[Data listing]
↓↓↓
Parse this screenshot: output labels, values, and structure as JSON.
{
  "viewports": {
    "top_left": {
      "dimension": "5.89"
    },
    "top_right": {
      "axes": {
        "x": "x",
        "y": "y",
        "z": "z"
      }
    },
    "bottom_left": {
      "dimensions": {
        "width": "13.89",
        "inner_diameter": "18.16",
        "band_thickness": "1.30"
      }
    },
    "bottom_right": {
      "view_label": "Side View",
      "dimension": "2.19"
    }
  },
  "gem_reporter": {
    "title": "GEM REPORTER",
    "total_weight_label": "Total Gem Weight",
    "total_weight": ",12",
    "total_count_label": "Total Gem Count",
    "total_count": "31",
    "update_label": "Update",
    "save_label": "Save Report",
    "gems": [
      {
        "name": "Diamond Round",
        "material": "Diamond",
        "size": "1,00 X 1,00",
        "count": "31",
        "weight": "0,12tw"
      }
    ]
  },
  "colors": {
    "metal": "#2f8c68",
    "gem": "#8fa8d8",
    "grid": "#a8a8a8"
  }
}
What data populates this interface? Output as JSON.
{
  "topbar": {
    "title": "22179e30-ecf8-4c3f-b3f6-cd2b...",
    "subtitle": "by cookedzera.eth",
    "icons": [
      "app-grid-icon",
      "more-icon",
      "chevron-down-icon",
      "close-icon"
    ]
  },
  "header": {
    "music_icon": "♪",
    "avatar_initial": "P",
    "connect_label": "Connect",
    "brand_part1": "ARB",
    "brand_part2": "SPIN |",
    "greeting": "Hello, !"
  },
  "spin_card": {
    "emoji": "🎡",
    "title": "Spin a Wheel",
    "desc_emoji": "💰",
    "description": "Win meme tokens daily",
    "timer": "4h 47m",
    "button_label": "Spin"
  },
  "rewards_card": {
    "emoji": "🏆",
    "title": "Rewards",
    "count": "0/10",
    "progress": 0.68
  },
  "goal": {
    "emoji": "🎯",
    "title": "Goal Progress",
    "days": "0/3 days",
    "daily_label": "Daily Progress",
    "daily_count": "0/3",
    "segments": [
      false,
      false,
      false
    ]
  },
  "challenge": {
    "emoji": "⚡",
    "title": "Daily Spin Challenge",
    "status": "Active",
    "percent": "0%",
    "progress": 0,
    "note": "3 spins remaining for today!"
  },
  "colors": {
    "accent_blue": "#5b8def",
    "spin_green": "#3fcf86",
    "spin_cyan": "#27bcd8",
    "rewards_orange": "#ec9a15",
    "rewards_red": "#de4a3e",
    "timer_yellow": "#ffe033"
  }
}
↑↑↑
- [Exercise]
Take the line with "What data populates" and all lines after it through the end of the records, and write them out exactly; include nothing else.

- [Worked solution]
What data populates this interface? Output as JSON.
{
  "topbar": {
    "title": "22179e30-ecf8-4c3f-b3f6-cd2b...",
    "subtitle": "by cookedzera.eth",
    "icons": [
      "app-grid-icon",
      "more-icon",
      "chevron-down-icon",
      "close-icon"
    ]
  },
  "header": {
    "music_icon": "♪",
    "avatar_initial": "P",
    "connect_label": "Connect",
    "brand_part1": "ARB",
    "brand_part2": "SPIN |",
    "greeting": "Hello, !"
  },
  "spin_card": {
    "emoji": "🎡",
    "title": "Spin a Wheel",
    "desc_emoji": "💰",
    "description": "Win meme tokens daily",
    "timer": "4h 47m",
    "button_label": "Spin"
  },
  "rewards_card": {
    "emoji": "🏆",
    "title": "Rewards",
    "count": "0/10",
    "progress": 0.68
  },
  "goal": {
    "emoji": "🎯",
    "title": "Goal Progress",
    "days": "0/3 days",
    "daily_label": "Daily Progress",
    "daily_count": "0/3",
    "segments": [
      false,
      false,
      false
    ]
  },
  "challenge": {
    "emoji": "⚡",
    "title": "Daily Spin Challenge",
    "status": "Active",
    "percent": "0%",
    "progress": 0,
    "note": "3 spins remaining for today!"
  },
  "colors": {
    "accent_blue": "#5b8def",
    "spin_green": "#3fcf86",
    "spin_cyan": "#27bcd8",
    "rewards_orange": "#ec9a15",
    "rewards_red": "#de4a3e",
    "timer_yellow": "#ffe033"
  }
}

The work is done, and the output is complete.